▶ [Do this]: Copy out every record below exactly as written, but leave out any pictures.

▶ [Supplied material]:
'''
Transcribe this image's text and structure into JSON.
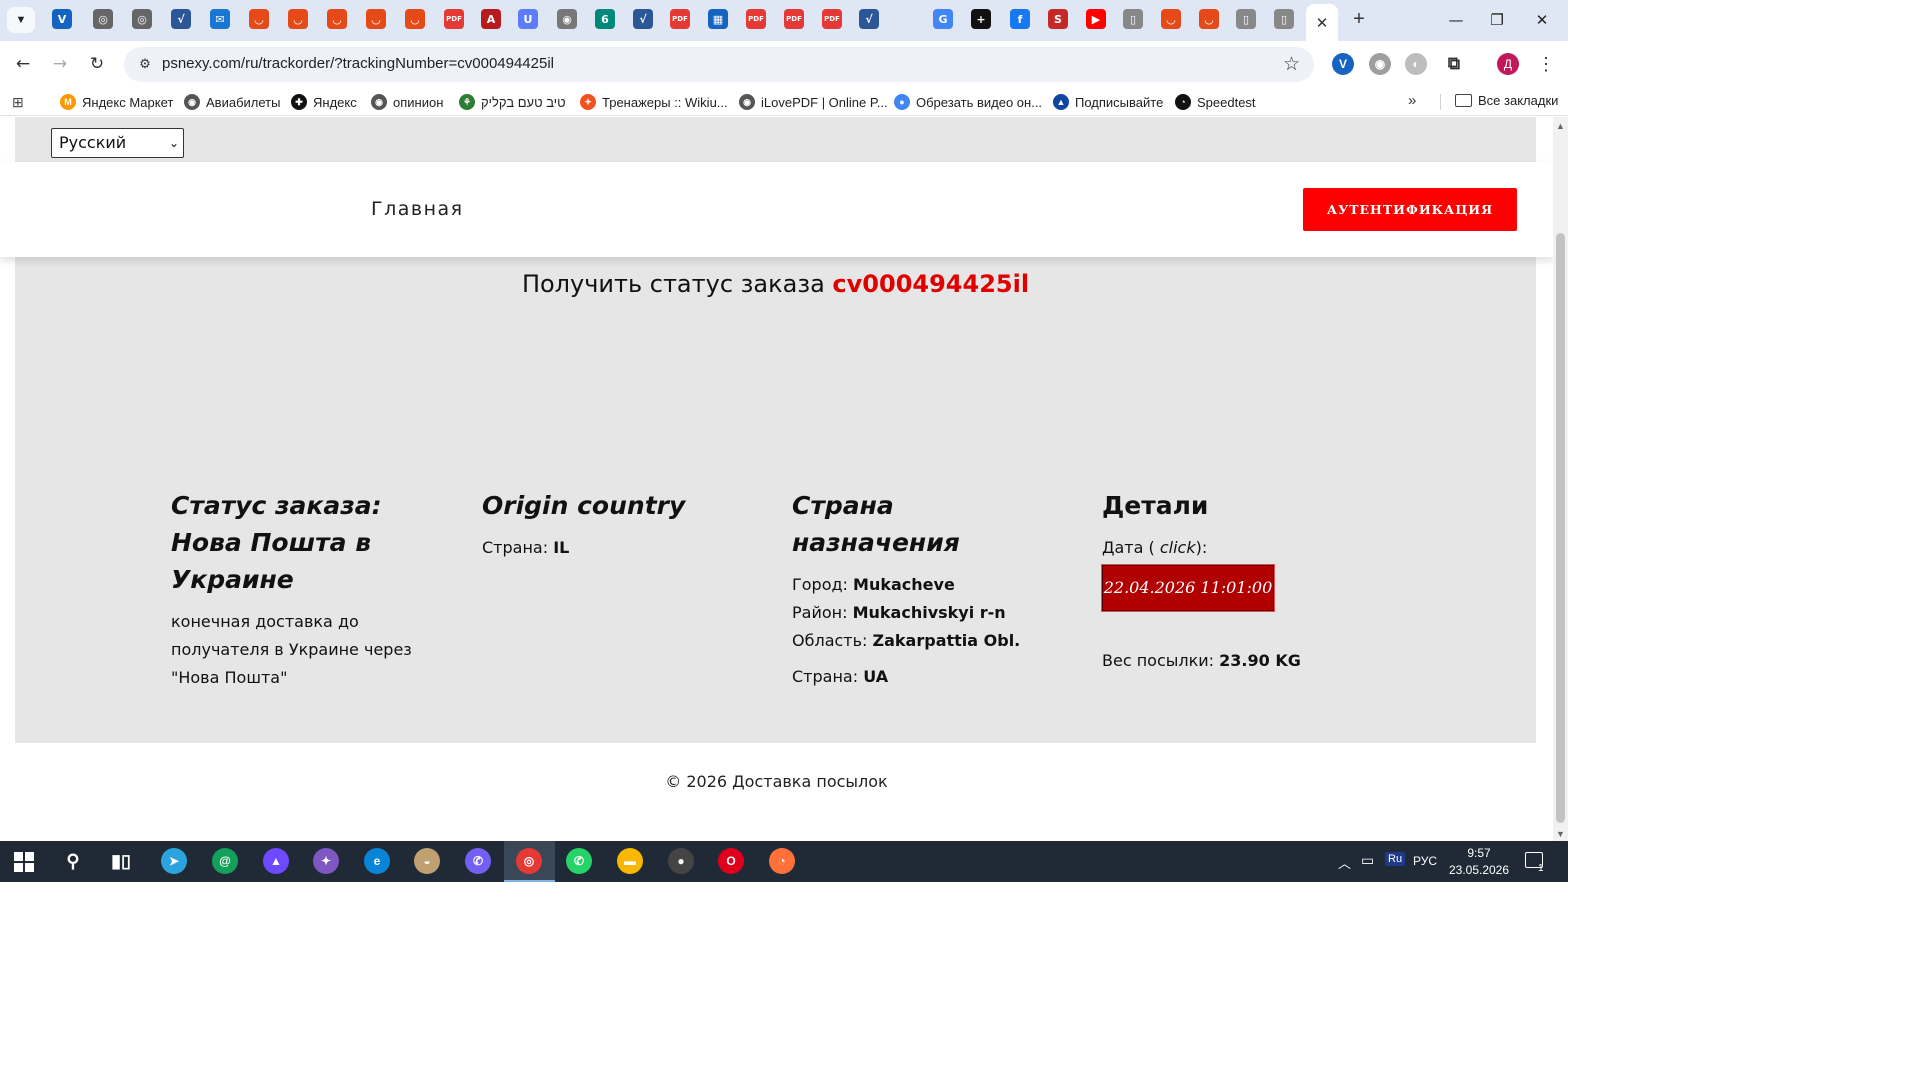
{
  "browser": {
    "url": "psnexy.com/ru/trackorder/?trackingNumber=cv000494425il",
    "active_tab_close": "✕",
    "new_tab": "+",
    "window_controls": {
      "minimize": "—",
      "restore": "❐",
      "close": "✕"
    },
    "tab_icons": [
      {
        "name": "verify-tab-icon",
        "color": "#1565c0",
        "glyph": "V"
      },
      {
        "name": "chrome-tab-icon",
        "color": "#666666",
        "glyph": "◎"
      },
      {
        "name": "chrome-tab-icon-2",
        "color": "#666666",
        "glyph": "◎"
      },
      {
        "name": "check-tab-icon",
        "color": "#2b5797",
        "glyph": "√"
      },
      {
        "name": "mail-tab-icon",
        "color": "#1976d2",
        "glyph": "✉"
      },
      {
        "name": "shield-tab-icon",
        "color": "#e64a19",
        "glyph": "◡"
      },
      {
        "name": "shield-tab-icon-2",
        "color": "#e64a19",
        "glyph": "◡"
      },
      {
        "name": "shield-tab-icon-3",
        "color": "#e64a19",
        "glyph": "◡"
      },
      {
        "name": "shield-tab-icon-4",
        "color": "#e64a19",
        "glyph": "◡"
      },
      {
        "name": "shield-tab-icon-5",
        "color": "#e64a19",
        "glyph": "◡"
      },
      {
        "name": "pdf-tab-icon",
        "color": "#e53935",
        "glyph": "PDF"
      },
      {
        "name": "acrobat-tab-icon",
        "color": "#b71c1c",
        "glyph": "A"
      },
      {
        "name": "u-tab-icon",
        "color": "#5c7cfa",
        "glyph": "U"
      },
      {
        "name": "globe-tab-icon",
        "color": "#777777",
        "glyph": "◉"
      },
      {
        "name": "six-tab-icon",
        "color": "#00897b",
        "glyph": "6"
      },
      {
        "name": "check-tab-icon-2",
        "color": "#2b5797",
        "glyph": "√"
      },
      {
        "name": "pdf-tab-icon-2",
        "color": "#e53935",
        "glyph": "PDF"
      },
      {
        "name": "building-tab-icon",
        "color": "#1565c0",
        "glyph": "▦"
      },
      {
        "name": "pdf-tab-icon-3",
        "color": "#e53935",
        "glyph": "PDF"
      },
      {
        "name": "pdf-tab-icon-4",
        "color": "#e53935",
        "glyph": "PDF"
      },
      {
        "name": "pdf-tab-icon-5",
        "color": "#e53935",
        "glyph": "PDF"
      },
      {
        "name": "check-tab-icon-3",
        "color": "#2b5797",
        "glyph": "√"
      },
      {
        "name": "translate-tab-icon",
        "color": "#4285f4",
        "glyph": "G"
      },
      {
        "name": "plus-tab-icon",
        "color": "#111111",
        "glyph": "+"
      },
      {
        "name": "facebook-tab-icon",
        "color": "#1877f2",
        "glyph": "f"
      },
      {
        "name": "scribd-tab-icon",
        "color": "#c62828",
        "glyph": "S"
      },
      {
        "name": "youtube-tab-icon",
        "color": "#ff0000",
        "glyph": "▶"
      },
      {
        "name": "doc-tab-icon",
        "color": "#888888",
        "glyph": "▯"
      },
      {
        "name": "shield-tab-icon-6",
        "color": "#e64a19",
        "glyph": "◡"
      },
      {
        "name": "shield-tab-icon-7",
        "color": "#e64a19",
        "glyph": "◡"
      },
      {
        "name": "doc-tab-icon-2",
        "color": "#888888",
        "glyph": "▯"
      },
      {
        "name": "doc-tab-icon-3",
        "color": "#888888",
        "glyph": "▯"
      }
    ],
    "profile_initial": "Д",
    "bookmarks": [
      {
        "label": "Яндекс Маркет",
        "color": "#ff9800",
        "glyph": "M"
      },
      {
        "label": "Авиабилеты",
        "color": "#555555",
        "glyph": "◉"
      },
      {
        "label": "Яндекс",
        "color": "#111111",
        "glyph": "✚"
      },
      {
        "label": "опинион",
        "color": "#555555",
        "glyph": "◉"
      },
      {
        "label": "טיב טעם בקליק",
        "color": "#2e7d32",
        "glyph": "⚘"
      },
      {
        "label": "Тренажеры :: Wikiu...",
        "color": "#f4511e",
        "glyph": "✦"
      },
      {
        "label": "iLovePDF | Online P...",
        "color": "#555555",
        "glyph": "◉"
      },
      {
        "label": "Обрезать видео он...",
        "color": "#4285f4",
        "glyph": "●"
      },
      {
        "label": "Подписывайте",
        "color": "#0d47a1",
        "glyph": "▲"
      },
      {
        "label": "Speedtest",
        "color": "#111111",
        "glyph": "◔"
      }
    ],
    "all_bookmarks": "Все закладки"
  },
  "page": {
    "language_select": "Русский",
    "nav_home": "Главная",
    "auth_button": "АУТЕНТИФИКАЦИЯ",
    "status_heading_prefix": "Получить статус заказа ",
    "tracking_number": "cv000494425il",
    "status": {
      "title": "Статус заказа: Нова Пошта в Украине",
      "description": "конечная доставка до получателя в Украине через \"Нова Пошта\""
    },
    "origin": {
      "title": "Origin country",
      "country_label": "Страна: ",
      "country_value": "IL"
    },
    "destination": {
      "title": "Страна назначения",
      "city_label": "Город: ",
      "city_value": "Mukacheve",
      "district_label": "Район: ",
      "district_value": "Mukachivskyi r-n",
      "region_label": "Область: ",
      "region_value": "Zakarpattia Obl.",
      "country_label": "Страна: ",
      "country_value": "UA"
    },
    "details": {
      "title": "Детали",
      "date_label_prefix": "Дата ( ",
      "date_label_click": "click",
      "date_label_suffix": "):",
      "date_value": "22.04.2026 11:01:00",
      "weight_label": "Вес посылки: ",
      "weight_value": "23.90 KG"
    },
    "footer": "© 2026 Доставка посылок",
    "accent_color": "#ff0000",
    "date_button_color": "#b00000"
  },
  "taskbar": {
    "apps": [
      {
        "name": "search-taskbar-icon",
        "color": "transparent",
        "glyph": "⚲"
      },
      {
        "name": "task-view-icon",
        "color": "transparent",
        "glyph": "▮▯"
      },
      {
        "name": "telegram-taskbar-icon",
        "color": "#2aa3df",
        "glyph": "➤"
      },
      {
        "name": "mail-ru-agent-icon",
        "color": "#14a05b",
        "glyph": "@"
      },
      {
        "name": "proton-vpn-icon",
        "color": "#6d4aff",
        "glyph": "▲"
      },
      {
        "name": "copilot-taskbar-icon",
        "color": "#7e57c2",
        "glyph": "✦"
      },
      {
        "name": "edge-taskbar-icon",
        "color": "#0a84d6",
        "glyph": "e"
      },
      {
        "name": "photos-taskbar-icon",
        "color": "#c0a070",
        "glyph": "◒"
      },
      {
        "name": "viber-taskbar-icon",
        "color": "#7360f2",
        "glyph": "✆"
      },
      {
        "name": "chrome-taskbar-icon",
        "color": "#e53935",
        "glyph": "◎"
      },
      {
        "name": "whatsapp-taskbar-icon",
        "color": "#25d366",
        "glyph": "✆"
      },
      {
        "name": "explorer-taskbar-icon",
        "color": "#f9b800",
        "glyph": "▬"
      },
      {
        "name": "recorder-taskbar-icon",
        "color": "#444444",
        "glyph": "●"
      },
      {
        "name": "opera-taskbar-icon",
        "color": "#e0001b",
        "glyph": "O"
      },
      {
        "name": "firefox-taskbar-icon",
        "color": "#ff7139",
        "glyph": "◔"
      }
    ],
    "tray_lang_badge": "Ru",
    "tray_lang": "РУС",
    "time": "9:57",
    "date": "23.05.2026",
    "notifications": "1"
  }
}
'''
▶ [Full answer]:
Transcribe this image's text and structure into JSON.
{
  "browser": {
    "url": "psnexy.com/ru/trackorder/?trackingNumber=cv000494425il",
    "active_tab_close": "✕",
    "new_tab": "+",
    "window_controls": {
      "minimize": "—",
      "restore": "❐",
      "close": "✕"
    },
    "tab_icons": [
      {
        "name": "verify-tab-icon",
        "color": "#1565c0",
        "glyph": "V"
      },
      {
        "name": "chrome-tab-icon",
        "color": "#666666",
        "glyph": "◎"
      },
      {
        "name": "chrome-tab-icon-2",
        "color": "#666666",
        "glyph": "◎"
      },
      {
        "name": "check-tab-icon",
        "color": "#2b5797",
        "glyph": "√"
      },
      {
        "name": "mail-tab-icon",
        "color": "#1976d2",
        "glyph": "✉"
      },
      {
        "name": "shield-tab-icon",
        "color": "#e64a19",
        "glyph": "◡"
      },
      {
        "name": "shield-tab-icon-2",
        "color": "#e64a19",
        "glyph": "◡"
      },
      {
        "name": "shield-tab-icon-3",
        "color": "#e64a19",
        "glyph": "◡"
      },
      {
        "name": "shield-tab-icon-4",
        "color": "#e64a19",
        "glyph": "◡"
      },
      {
        "name": "shield-tab-icon-5",
        "color": "#e64a19",
        "glyph": "◡"
      },
      {
        "name": "pdf-tab-icon",
        "color": "#e53935",
        "glyph": "PDF"
      },
      {
        "name": "acrobat-tab-icon",
        "color": "#b71c1c",
        "glyph": "A"
      },
      {
        "name": "u-tab-icon",
        "color": "#5c7cfa",
        "glyph": "U"
      },
      {
        "name": "globe-tab-icon",
        "color": "#777777",
        "glyph": "◉"
      },
      {
        "name": "six-tab-icon",
        "color": "#00897b",
        "glyph": "6"
      },
      {
        "name": "check-tab-icon-2",
        "color": "#2b5797",
        "glyph": "√"
      },
      {
        "name": "pdf-tab-icon-2",
        "color": "#e53935",
        "glyph": "PDF"
      },
      {
        "name": "building-tab-icon",
        "color": "#1565c0",
        "glyph": "▦"
      },
      {
        "name": "pdf-tab-icon-3",
        "color": "#e53935",
        "glyph": "PDF"
      },
      {
        "name": "pdf-tab-icon-4",
        "color": "#e53935",
        "glyph": "PDF"
      },
      {
        "name": "pdf-tab-icon-5",
        "color": "#e53935",
        "glyph": "PDF"
      },
      {
        "name": "check-tab-icon-3",
        "color": "#2b5797",
        "glyph": "√"
      },
      {
        "name": "translate-tab-icon",
        "color": "#4285f4",
        "glyph": "G"
      },
      {
        "name": "plus-tab-icon",
        "color": "#111111",
        "glyph": "+"
      },
      {
        "name": "facebook-tab-icon",
        "color": "#1877f2",
        "glyph": "f"
      },
      {
        "name": "scribd-tab-icon",
        "color": "#c62828",
        "glyph": "S"
      },
      {
        "name": "youtube-tab-icon",
        "color": "#ff0000",
        "glyph": "▶"
      },
      {
        "name": "doc-tab-icon",
        "color": "#888888",
        "glyph": "▯"
      },
      {
        "name": "shield-tab-icon-6",
        "color": "#e64a19",
        "glyph": "◡"
      },
      {
        "name": "shield-tab-icon-7",
        "color": "#e64a19",
        "glyph": "◡"
      },
      {
        "name": "doc-tab-icon-2",
        "color": "#888888",
        "glyph": "▯"
      },
      {
        "name": "doc-tab-icon-3",
        "color": "#888888",
        "glyph": "▯"
      }
    ],
    "profile_initial": "Д",
    "bookmarks": [
      {
        "label": "Яндекс Маркет",
        "color": "#ff9800",
        "glyph": "M"
      },
      {
        "label": "Авиабилеты",
        "color": "#555555",
        "glyph": "◉"
      },
      {
        "label": "Яндекс",
        "color": "#111111",
        "glyph": "✚"
      },
      {
        "label": "опинион",
        "color": "#555555",
        "glyph": "◉"
      },
      {
        "label": "טיב טעם בקליק",
        "color": "#2e7d32",
        "glyph": "⚘"
      },
      {
        "label": "Тренажеры :: Wikiu...",
        "color": "#f4511e",
        "glyph": "✦"
      },
      {
        "label": "iLovePDF | Online P...",
        "color": "#555555",
        "glyph": "◉"
      },
      {
        "label": "Обрезать видео он...",
        "color": "#4285f4",
        "glyph": "●"
      },
      {
        "label": "Подписывайте",
        "color": "#0d47a1",
        "glyph": "▲"
      },
      {
        "label": "Speedtest",
        "color": "#111111",
        "glyph": "◔"
      }
    ],
    "all_bookmarks": "Все закладки"
  },
  "page": {
    "language_select": "Русский",
    "nav_home": "Главная",
    "auth_button": "АУТЕНТИФИКАЦИЯ",
    "status_heading_prefix": "Получить статус заказа ",
    "tracking_number": "cv000494425il",
    "status": {
      "title": "Статус заказа: Нова Пошта в Украине",
      "description": "конечная доставка до получателя в Украине через \"Нова Пошта\""
    },
    "origin": {
      "title": "Origin country",
      "country_label": "Страна: ",
      "country_value": "IL"
    },
    "destination": {
      "title": "Страна назначения",
      "city_label": "Город: ",
      "city_value": "Mukacheve",
      "district_label": "Район: ",
      "district_value": "Mukachivskyi r-n",
      "region_label": "Область: ",
      "region_value": "Zakarpattia Obl.",
      "country_label": "Страна: ",
      "country_value": "UA"
    },
    "details": {
      "title": "Детали",
      "date_label_prefix": "Дата ( ",
      "date_label_click": "click",
      "date_label_suffix": "):",
      "date_value": "22.04.2026 11:01:00",
      "weight_label": "Вес посылки: ",
      "weight_value": "23.90 KG"
    },
    "footer": "© 2026 Доставка посылок",
    "accent_color": "#ff0000",
    "date_button_color": "#b00000"
  },
  "taskbar": {
    "apps": [
      {
        "name": "search-taskbar-icon",
        "color": "transparent",
        "glyph": "⚲"
      },
      {
        "name": "task-view-icon",
        "color": "transparent",
        "glyph": "▮▯"
      },
      {
        "name": "telegram-taskbar-icon",
        "color": "#2aa3df",
        "glyph": "➤"
      },
      {
        "name": "mail-ru-agent-icon",
        "color": "#14a05b",
        "glyph": "@"
      },
      {
        "name": "proton-vpn-icon",
        "color": "#6d4aff",
        "glyph": "▲"
      },
      {
        "name": "copilot-taskbar-icon",
        "color": "#7e57c2",
        "glyph": "✦"
      },
      {
        "name": "edge-taskbar-icon",
        "color": "#0a84d6",
        "glyph": "e"
      },
      {
        "name": "photos-taskbar-icon",
        "color": "#c0a070",
        "glyph": "◒"
      },
      {
        "name": "viber-taskbar-icon",
        "color": "#7360f2",
        "glyph": "✆"
      },
      {
        "name": "chrome-taskbar-icon",
        "color": "#e53935",
        "glyph": "◎"
      },
      {
        "name": "whatsapp-taskbar-icon",
        "color": "#25d366",
        "glyph": "✆"
      },
      {
        "name": "explorer-taskbar-icon",
        "color": "#f9b800",
        "glyph": "▬"
      },
      {
        "name": "recorder-taskbar-icon",
        "color": "#444444",
        "glyph": "●"
      },
      {
        "name": "opera-taskbar-icon",
        "color": "#e0001b",
        "glyph": "O"
      },
      {
        "name": "firefox-taskbar-icon",
        "color": "#ff7139",
        "glyph": "◔"
      }
    ],
    "tray_lang_badge": "Ru",
    "tray_lang": "РУС",
    "time": "9:57",
    "date": "23.05.2026",
    "notifications": "1"
  }
}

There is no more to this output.